# WHAT YOU WILL DO
Extract every line below that contains the word "Half".

----

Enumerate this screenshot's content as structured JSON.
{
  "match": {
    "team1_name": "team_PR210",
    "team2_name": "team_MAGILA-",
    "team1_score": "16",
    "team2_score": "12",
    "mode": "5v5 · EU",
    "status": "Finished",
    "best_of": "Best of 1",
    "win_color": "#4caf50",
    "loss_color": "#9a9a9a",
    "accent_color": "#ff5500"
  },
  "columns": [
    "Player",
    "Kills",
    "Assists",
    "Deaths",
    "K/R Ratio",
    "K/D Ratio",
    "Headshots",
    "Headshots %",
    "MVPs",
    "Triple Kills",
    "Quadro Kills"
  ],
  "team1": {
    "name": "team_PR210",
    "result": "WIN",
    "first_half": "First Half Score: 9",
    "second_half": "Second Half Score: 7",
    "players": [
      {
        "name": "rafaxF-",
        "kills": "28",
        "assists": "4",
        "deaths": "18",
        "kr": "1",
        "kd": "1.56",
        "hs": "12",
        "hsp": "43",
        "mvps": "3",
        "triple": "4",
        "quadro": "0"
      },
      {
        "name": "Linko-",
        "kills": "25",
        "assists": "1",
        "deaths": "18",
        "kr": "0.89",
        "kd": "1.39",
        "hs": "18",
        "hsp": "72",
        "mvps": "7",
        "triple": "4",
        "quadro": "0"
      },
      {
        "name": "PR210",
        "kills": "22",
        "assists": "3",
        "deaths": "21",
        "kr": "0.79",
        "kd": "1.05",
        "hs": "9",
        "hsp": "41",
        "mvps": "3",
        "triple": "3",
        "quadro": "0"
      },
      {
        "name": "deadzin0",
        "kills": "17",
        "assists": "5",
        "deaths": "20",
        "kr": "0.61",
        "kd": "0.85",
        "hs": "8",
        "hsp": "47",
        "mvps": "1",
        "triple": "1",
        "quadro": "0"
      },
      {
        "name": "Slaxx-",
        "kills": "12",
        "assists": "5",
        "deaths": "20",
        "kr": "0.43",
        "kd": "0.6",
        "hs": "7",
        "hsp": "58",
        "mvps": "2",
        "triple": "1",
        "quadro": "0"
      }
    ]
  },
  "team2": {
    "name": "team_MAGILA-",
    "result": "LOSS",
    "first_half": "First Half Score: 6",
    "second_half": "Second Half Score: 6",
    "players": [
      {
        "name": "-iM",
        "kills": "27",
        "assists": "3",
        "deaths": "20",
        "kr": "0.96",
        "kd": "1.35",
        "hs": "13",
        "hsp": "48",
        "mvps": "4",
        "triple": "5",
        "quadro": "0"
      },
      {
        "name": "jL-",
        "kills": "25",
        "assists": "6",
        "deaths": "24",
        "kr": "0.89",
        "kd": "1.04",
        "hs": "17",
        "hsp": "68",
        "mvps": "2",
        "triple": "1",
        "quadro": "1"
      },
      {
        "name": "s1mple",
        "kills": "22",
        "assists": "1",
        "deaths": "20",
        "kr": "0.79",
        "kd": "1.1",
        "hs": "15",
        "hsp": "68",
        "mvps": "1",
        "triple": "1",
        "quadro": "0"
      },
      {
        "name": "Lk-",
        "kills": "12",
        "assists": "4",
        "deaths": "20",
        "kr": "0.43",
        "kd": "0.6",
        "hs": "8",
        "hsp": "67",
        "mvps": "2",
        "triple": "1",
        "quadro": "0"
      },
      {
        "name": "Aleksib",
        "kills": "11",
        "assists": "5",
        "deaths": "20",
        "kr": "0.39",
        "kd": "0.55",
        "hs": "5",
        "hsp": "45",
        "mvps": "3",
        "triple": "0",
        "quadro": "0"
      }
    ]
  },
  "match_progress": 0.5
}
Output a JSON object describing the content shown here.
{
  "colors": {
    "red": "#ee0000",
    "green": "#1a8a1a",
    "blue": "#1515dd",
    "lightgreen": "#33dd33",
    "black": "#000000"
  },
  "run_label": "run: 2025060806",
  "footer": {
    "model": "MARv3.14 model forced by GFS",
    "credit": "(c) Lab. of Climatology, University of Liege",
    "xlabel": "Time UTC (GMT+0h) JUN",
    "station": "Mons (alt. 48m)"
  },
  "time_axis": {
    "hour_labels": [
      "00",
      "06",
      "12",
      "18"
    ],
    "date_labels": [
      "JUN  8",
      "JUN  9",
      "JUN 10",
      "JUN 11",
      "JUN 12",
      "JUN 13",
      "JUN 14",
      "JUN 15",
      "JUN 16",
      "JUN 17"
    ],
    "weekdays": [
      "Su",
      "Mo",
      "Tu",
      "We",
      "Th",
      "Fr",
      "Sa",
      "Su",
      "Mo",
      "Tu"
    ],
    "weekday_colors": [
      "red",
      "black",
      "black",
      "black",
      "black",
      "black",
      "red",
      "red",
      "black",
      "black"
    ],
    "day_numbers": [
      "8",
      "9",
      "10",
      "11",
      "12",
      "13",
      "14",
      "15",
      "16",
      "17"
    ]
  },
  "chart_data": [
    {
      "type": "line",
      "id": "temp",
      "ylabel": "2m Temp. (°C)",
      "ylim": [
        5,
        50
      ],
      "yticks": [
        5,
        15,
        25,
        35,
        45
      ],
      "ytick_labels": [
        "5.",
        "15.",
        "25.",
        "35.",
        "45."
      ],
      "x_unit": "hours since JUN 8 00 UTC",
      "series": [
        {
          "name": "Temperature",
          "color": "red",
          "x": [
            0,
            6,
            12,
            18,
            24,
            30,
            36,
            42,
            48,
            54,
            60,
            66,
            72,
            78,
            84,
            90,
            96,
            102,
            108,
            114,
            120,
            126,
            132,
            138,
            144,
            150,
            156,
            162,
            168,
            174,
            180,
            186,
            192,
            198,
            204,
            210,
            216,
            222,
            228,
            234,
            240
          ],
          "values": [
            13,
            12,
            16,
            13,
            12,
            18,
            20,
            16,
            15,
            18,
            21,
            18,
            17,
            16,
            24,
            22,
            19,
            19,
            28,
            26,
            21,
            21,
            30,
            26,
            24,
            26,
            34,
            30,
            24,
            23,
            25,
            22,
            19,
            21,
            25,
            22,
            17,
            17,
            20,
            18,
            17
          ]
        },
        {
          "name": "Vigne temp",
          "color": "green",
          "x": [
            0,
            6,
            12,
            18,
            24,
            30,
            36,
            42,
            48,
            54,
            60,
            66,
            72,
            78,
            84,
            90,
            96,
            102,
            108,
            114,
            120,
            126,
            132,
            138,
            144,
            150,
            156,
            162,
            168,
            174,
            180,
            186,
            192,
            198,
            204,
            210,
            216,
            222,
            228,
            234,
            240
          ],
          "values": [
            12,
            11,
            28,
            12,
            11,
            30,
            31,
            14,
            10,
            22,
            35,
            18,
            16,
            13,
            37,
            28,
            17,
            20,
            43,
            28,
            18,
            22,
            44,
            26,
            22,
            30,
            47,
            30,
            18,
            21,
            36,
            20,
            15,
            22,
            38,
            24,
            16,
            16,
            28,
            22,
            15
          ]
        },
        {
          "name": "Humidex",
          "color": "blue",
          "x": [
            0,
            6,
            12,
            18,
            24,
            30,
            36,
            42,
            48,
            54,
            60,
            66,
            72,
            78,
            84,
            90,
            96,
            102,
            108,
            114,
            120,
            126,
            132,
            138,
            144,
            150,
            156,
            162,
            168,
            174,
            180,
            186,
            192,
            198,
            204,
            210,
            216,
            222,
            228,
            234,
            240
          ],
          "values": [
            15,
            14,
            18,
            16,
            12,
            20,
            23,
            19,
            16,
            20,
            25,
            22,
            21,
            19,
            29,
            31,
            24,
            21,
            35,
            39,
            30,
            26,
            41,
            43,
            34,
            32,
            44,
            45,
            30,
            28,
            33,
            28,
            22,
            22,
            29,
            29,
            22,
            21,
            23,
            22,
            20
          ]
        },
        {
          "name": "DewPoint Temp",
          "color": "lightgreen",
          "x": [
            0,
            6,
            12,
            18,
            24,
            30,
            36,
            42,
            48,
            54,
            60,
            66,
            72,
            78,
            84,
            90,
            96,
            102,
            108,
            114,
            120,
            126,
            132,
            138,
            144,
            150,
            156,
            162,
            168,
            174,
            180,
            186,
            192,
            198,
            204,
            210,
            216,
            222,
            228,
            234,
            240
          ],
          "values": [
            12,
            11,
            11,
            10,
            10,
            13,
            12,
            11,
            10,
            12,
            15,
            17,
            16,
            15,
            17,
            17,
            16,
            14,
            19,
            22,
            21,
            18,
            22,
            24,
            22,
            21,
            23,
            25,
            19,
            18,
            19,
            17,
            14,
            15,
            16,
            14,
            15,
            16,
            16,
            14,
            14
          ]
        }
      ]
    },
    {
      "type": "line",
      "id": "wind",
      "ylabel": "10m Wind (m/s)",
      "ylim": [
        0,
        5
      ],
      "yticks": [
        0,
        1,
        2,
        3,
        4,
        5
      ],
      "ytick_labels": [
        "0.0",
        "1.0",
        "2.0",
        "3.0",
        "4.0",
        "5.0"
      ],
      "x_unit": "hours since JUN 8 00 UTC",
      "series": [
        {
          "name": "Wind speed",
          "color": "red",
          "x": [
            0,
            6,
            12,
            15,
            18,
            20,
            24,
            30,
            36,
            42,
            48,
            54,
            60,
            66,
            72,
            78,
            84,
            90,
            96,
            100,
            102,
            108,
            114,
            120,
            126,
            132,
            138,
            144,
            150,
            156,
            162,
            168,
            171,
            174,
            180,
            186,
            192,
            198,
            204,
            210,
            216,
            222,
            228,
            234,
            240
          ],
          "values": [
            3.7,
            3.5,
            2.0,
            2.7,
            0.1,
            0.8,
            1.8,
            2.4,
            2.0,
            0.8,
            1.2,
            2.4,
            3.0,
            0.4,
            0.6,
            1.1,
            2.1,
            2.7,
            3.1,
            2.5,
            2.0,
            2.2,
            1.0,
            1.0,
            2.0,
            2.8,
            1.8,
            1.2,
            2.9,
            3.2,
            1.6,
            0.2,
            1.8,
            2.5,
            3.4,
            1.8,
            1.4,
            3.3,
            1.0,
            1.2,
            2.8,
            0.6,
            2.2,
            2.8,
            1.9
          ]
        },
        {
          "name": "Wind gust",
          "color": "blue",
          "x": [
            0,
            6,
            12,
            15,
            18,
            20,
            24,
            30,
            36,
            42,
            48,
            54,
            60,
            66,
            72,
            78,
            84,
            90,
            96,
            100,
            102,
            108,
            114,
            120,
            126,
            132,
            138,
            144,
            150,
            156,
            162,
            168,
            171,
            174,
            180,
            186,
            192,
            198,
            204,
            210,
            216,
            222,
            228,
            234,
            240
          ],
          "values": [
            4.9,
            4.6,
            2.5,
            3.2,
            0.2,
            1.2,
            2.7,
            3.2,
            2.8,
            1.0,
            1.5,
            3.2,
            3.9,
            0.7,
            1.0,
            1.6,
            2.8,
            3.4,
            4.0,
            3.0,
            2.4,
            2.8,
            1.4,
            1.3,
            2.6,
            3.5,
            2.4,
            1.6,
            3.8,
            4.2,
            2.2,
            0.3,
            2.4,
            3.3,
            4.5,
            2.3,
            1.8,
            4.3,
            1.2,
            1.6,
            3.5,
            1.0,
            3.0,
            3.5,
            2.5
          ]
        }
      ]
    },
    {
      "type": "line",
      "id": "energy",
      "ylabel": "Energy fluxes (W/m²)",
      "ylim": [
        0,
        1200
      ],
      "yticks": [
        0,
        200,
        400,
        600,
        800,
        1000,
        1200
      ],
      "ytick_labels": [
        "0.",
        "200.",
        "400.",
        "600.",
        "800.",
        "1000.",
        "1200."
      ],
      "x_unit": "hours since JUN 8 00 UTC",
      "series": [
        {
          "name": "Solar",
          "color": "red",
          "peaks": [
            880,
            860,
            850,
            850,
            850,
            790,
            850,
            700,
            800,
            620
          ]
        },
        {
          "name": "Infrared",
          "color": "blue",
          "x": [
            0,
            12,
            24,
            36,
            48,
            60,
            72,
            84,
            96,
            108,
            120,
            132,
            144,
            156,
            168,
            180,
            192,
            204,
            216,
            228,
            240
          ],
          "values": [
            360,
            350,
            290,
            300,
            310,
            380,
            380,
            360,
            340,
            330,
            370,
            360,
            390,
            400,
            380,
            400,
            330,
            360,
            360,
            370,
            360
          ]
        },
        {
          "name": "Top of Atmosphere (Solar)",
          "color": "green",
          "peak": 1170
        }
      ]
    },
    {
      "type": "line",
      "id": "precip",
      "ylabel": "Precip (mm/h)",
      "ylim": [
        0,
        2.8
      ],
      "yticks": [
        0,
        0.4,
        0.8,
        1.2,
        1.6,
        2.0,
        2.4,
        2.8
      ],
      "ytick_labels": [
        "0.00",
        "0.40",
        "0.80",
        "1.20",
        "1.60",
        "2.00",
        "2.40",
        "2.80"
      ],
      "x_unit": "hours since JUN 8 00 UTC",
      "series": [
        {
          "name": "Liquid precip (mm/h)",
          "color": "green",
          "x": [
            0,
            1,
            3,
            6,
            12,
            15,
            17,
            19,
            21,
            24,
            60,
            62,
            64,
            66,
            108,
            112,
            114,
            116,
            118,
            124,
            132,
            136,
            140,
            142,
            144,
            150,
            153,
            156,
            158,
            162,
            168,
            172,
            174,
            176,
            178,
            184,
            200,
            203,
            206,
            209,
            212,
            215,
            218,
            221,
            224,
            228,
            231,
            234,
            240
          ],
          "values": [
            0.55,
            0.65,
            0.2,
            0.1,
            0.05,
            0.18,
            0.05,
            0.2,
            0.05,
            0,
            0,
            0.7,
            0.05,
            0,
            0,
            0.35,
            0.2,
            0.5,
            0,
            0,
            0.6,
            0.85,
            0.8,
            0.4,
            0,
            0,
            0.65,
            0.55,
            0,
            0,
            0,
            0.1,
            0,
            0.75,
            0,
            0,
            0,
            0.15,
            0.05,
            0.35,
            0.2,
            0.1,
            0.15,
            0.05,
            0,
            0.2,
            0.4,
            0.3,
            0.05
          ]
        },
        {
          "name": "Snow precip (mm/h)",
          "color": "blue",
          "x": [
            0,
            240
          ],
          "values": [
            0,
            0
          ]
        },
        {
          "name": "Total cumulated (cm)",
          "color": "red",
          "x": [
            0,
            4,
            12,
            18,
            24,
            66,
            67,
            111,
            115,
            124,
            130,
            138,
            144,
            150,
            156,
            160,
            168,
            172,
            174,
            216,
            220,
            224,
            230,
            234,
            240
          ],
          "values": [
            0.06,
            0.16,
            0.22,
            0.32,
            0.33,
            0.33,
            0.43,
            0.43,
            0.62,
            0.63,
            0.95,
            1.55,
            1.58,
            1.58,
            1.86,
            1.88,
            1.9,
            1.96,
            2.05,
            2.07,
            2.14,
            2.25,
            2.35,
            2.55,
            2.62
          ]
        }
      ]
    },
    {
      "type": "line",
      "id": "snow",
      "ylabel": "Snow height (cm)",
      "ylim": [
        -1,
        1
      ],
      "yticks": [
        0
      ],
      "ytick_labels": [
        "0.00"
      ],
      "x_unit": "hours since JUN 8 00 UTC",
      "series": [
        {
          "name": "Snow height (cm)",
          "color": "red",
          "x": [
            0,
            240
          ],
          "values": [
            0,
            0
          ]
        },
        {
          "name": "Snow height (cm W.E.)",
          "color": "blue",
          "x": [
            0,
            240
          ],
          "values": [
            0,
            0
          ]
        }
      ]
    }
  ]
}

----

# REPLY TO THE EXERCISE
    "first_half": "First Half Score: 9",
    "second_half": "Second Half Score: 7",
    "first_half": "First Half Score: 6",
    "second_half": "Second Half Score: 6",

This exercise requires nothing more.